> [Stated task]: The records below are to be copied word for word, with every picture left out.
start
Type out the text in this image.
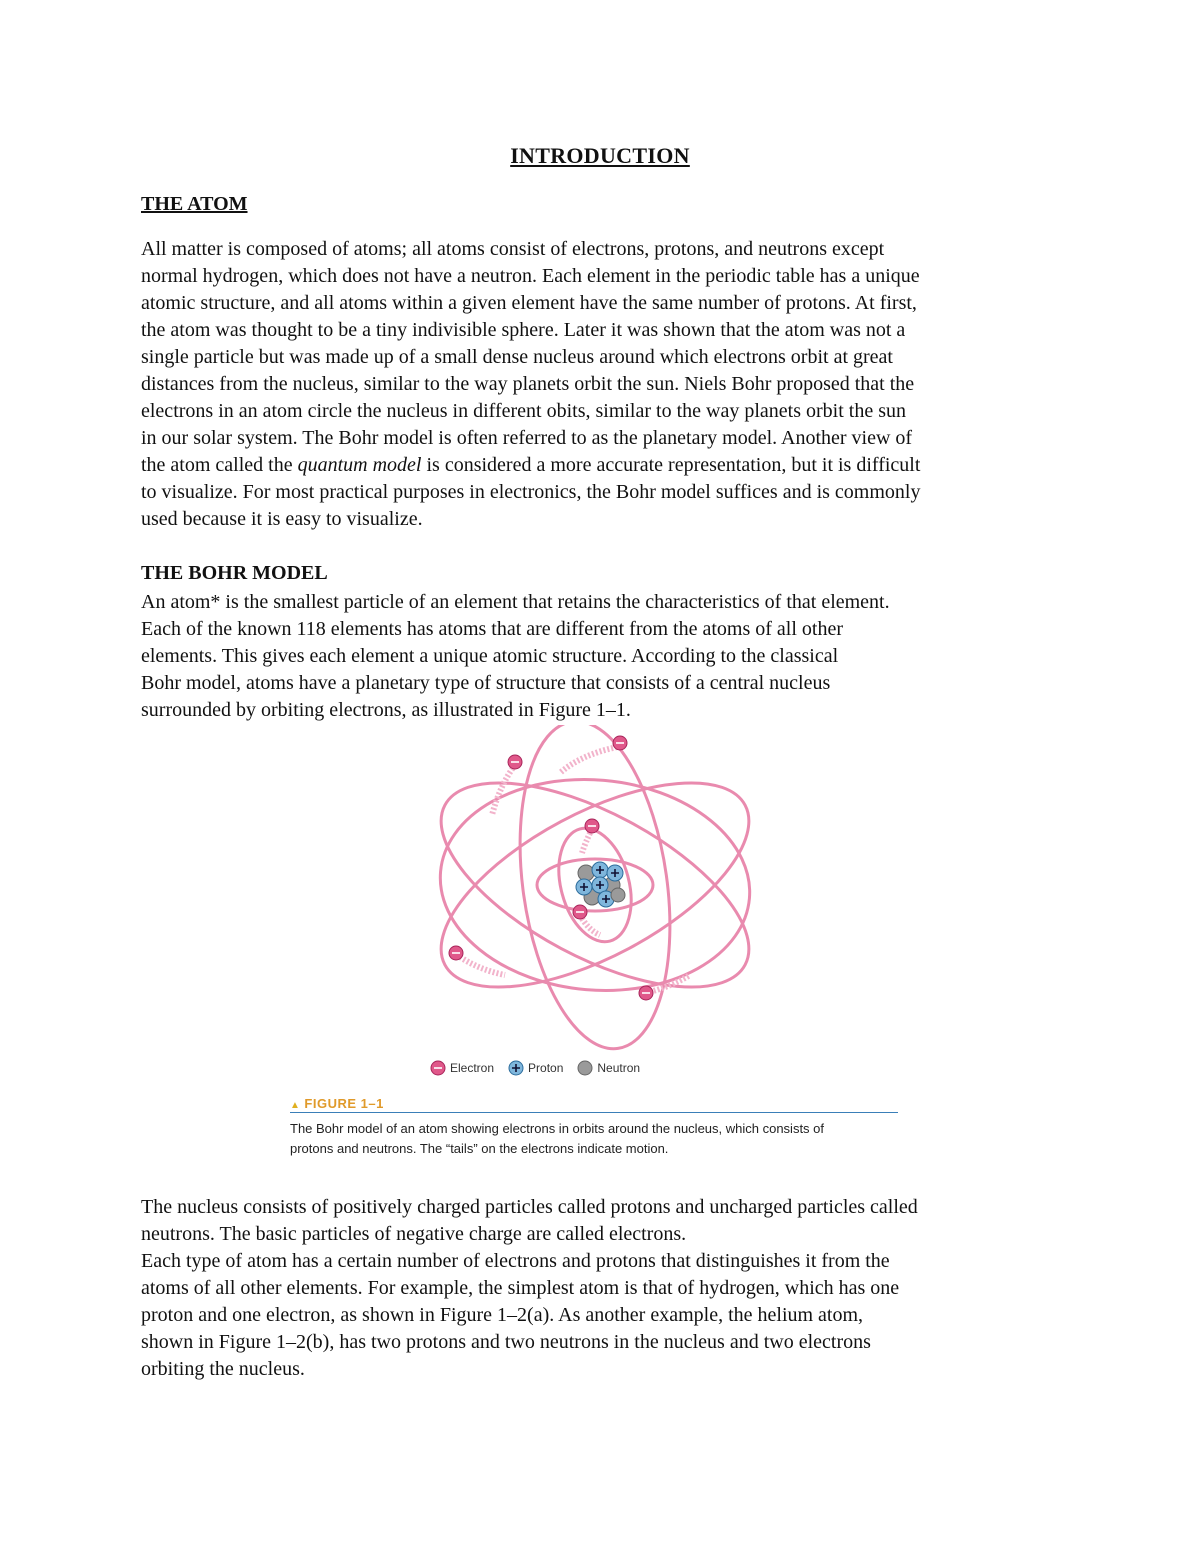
INTRODUCTION
THE ATOM
All matter is composed of atoms; all atoms consist of electrons, protons, and neutrons except
normal hydrogen, which does not have a neutron. Each element in the periodic table has a unique
atomic structure, and all atoms within a given element have the same number of protons. At first,
the atom was thought to be a tiny indivisible sphere. Later it was shown that the atom was not a
single particle but was made up of a small dense nucleus around which electrons orbit at great
distances from the nucleus, similar to the way planets orbit the sun. Niels Bohr proposed that the
electrons in an atom circle the nucleus in different obits, similar to the way planets orbit the sun
in our solar system. The Bohr model is often referred to as the planetary model. Another view of
the atom called the quantum model is considered a more accurate representation, but it is difficult
to visualize. For most practical purposes in electronics, the Bohr model suffices and is commonly
used because it is easy to visualize.
THE BOHR MODEL
An atom* is the smallest particle of an element that retains the characteristics of that element.
Each of the known 118 elements has atoms that are different from the atoms of all other
elements. This gives each element a unique atomic structure. According to the classical
Bohr model, atoms have a planetary type of structure that consists of a central nucleus
surrounded by orbiting electrons, as illustrated in Figure 1–1.
Electron	Proton	Neutron
▲ FIGURE 1–1
The Bohr model of an atom showing electrons in orbits around the nucleus, which consists of
protons and neutrons. The “tails” on the electrons indicate motion.
The nucleus consists of positively charged particles called protons and uncharged particles called
neutrons. The basic particles of negative charge are called electrons.
Each type of atom has a certain number of electrons and protons that distinguishes it from the
atoms of all other elements. For example, the simplest atom is that of hydrogen, which has one
proton and one electron, as shown in Figure 1–2(a). As another example, the helium atom,
shown in Figure 1–2(b), has two protons and two neutrons in the nucleus and two electrons
orbiting the nucleus.
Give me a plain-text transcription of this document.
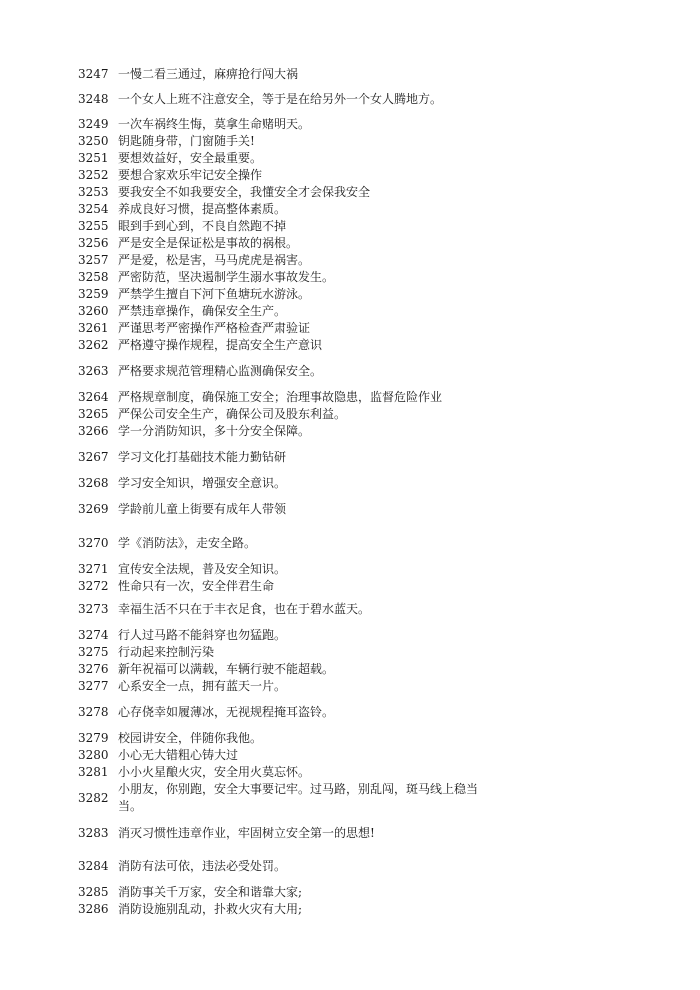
3247 一慢二看三通过，麻痹抢行闯大祸
3248 一个女人上班不注意安全，等于是在给另外一个女人腾地方。
3249 一次车祸终生悔，莫拿生命赌明天。
3250 钥匙随身带，门窗随手关!
3251 要想效益好，安全最重要。
3252 要想合家欢乐牢记安全操作
3253 要我安全不如我要安全，我懂安全才会保我安全
3254 养成良好习惯，提高整体素质。
3255 眼到手到心到，不良自然跑不掉
3256 严是安全是保证松是事故的祸根。
3257 严是爱，松是害，马马虎虎是祸害。
3258 严密防范，坚决遏制学生溺水事故发生。
3259 严禁学生擅自下河下鱼塘玩水游泳。
3260 严禁违章操作，确保安全生产。
3261 严谨思考严密操作严格检查严肃验证
3262 严格遵守操作规程，提高安全生产意识
3263 严格要求规范管理精心监测确保安全。
3264 严格规章制度，确保施工安全；治理事故隐患，监督危险作业
3265 严保公司安全生产，确保公司及股东利益。
3266 学一分消防知识，多十分安全保障。
3267 学习文化打基础技术能力勤钻研
3268 学习安全知识，增强安全意识。
3269 学龄前儿童上街要有成年人带领
3270 学《消防法》，走安全路。
3271 宣传安全法规，普及安全知识。
3272 性命只有一次，安全伴君生命
3273 幸福生活不只在于丰衣足食，也在于碧水蓝天。
3274 行人过马路不能斜穿也勿猛跑。
3275 行动起来控制污染
3276 新年祝福可以满载，车辆行驶不能超载。
3277 心系安全一点，拥有蓝天一片。
3278 心存侥幸如履薄冰，无视规程掩耳盗铃。
3279 校园讲安全，伴随你我他。
3280 小心无大错粗心铸大过
3281 小小火星酿火灾，安全用火莫忘怀。
3282
小朋友，你别跑，安全大事要记牢。过马路，别乱闯，斑马线上稳当当。
3283 消灭习惯性违章作业，牢固树立安全第一的思想!
3284 消防有法可依，违法必受处罚。
3285 消防事关千万家，安全和谐靠大家;
3286 消防设施别乱动，扑救火灾有大用;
end
> [Response to this task]:
Type out the text in this image.
INTRODUCTION
THE ATOM
All matter is composed of atoms; all atoms consist of electrons, protons, and neutrons except
normal hydrogen, which does not have a neutron. Each element in the periodic table has a unique
atomic structure, and all atoms within a given element have the same number of protons. At first,
the atom was thought to be a tiny indivisible sphere. Later it was shown that the atom was not a
single particle but was made up of a small dense nucleus around which electrons orbit at great
distances from the nucleus, similar to the way planets orbit the sun. Niels Bohr proposed that the
electrons in an atom circle the nucleus in different obits, similar to the way planets orbit the sun
in our solar system. The Bohr model is often referred to as the planetary model. Another view of
the atom called the quantum model is considered a more accurate representation, but it is difficult
to visualize. For most practical purposes in electronics, the Bohr model suffices and is commonly
used because it is easy to visualize.
THE BOHR MODEL
An atom* is the smallest particle of an element that retains the characteristics of that element.
Each of the known 118 elements has atoms that are different from the atoms of all other
elements. This gives each element a unique atomic structure. According to the classical
Bohr model, atoms have a planetary type of structure that consists of a central nucleus
surrounded by orbiting electrons, as illustrated in Figure 1–1.
Electron	Proton	Neutron
▲ FIGURE 1–1
The Bohr model of an atom showing electrons in orbits around the nucleus, which consists of
protons and neutrons. The “tails” on the electrons indicate motion.
The nucleus consists of positively charged particles called protons and uncharged particles called
neutrons. The basic particles of negative charge are called electrons.
Each type of atom has a certain number of electrons and protons that distinguishes it from the
atoms of all other elements. For example, the simplest atom is that of hydrogen, which has one
proton and one electron, as shown in Figure 1–2(a). As another example, the helium atom,
shown in Figure 1–2(b), has two protons and two neutrons in the nucleus and two electrons
orbiting the nucleus.
Give me a plain-text transcription of this document.
3247 一慢二看三通过，麻痹抢行闯大祸
3248 一个女人上班不注意安全，等于是在给另外一个女人腾地方。
3249 一次车祸终生悔，莫拿生命赌明天。
3250 钥匙随身带，门窗随手关!
3251 要想效益好，安全最重要。
3252 要想合家欢乐牢记安全操作
3253 要我安全不如我要安全，我懂安全才会保我安全
3254 养成良好习惯，提高整体素质。
3255 眼到手到心到，不良自然跑不掉
3256 严是安全是保证松是事故的祸根。
3257 严是爱，松是害，马马虎虎是祸害。
3258 严密防范，坚决遏制学生溺水事故发生。
3259 严禁学生擅自下河下鱼塘玩水游泳。
3260 严禁违章操作，确保安全生产。
3261 严谨思考严密操作严格检查严肃验证
3262 严格遵守操作规程，提高安全生产意识
3263 严格要求规范管理精心监测确保安全。
3264 严格规章制度，确保施工安全；治理事故隐患，监督危险作业
3265 严保公司安全生产，确保公司及股东利益。
3266 学一分消防知识，多十分安全保障。
3267 学习文化打基础技术能力勤钻研
3268 学习安全知识，增强安全意识。
3269 学龄前儿童上街要有成年人带领
3270 学《消防法》，走安全路。
3271 宣传安全法规，普及安全知识。
3272 性命只有一次，安全伴君生命
3273 幸福生活不只在于丰衣足食，也在于碧水蓝天。
3274 行人过马路不能斜穿也勿猛跑。
3275 行动起来控制污染
3276 新年祝福可以满载，车辆行驶不能超载。
3277 心系安全一点，拥有蓝天一片。
3278 心存侥幸如履薄冰，无视规程掩耳盗铃。
3279 校园讲安全，伴随你我他。
3280 小心无大错粗心铸大过
3281 小小火星酿火灾，安全用火莫忘怀。
3282
小朋友，你别跑，安全大事要记牢。过马路，别乱闯，斑马线上稳当当。
3283 消灭习惯性违章作业，牢固树立安全第一的思想!
3284 消防有法可依，违法必受处罚。
3285 消防事关千万家，安全和谐靠大家;
3286 消防设施别乱动，扑救火灾有大用;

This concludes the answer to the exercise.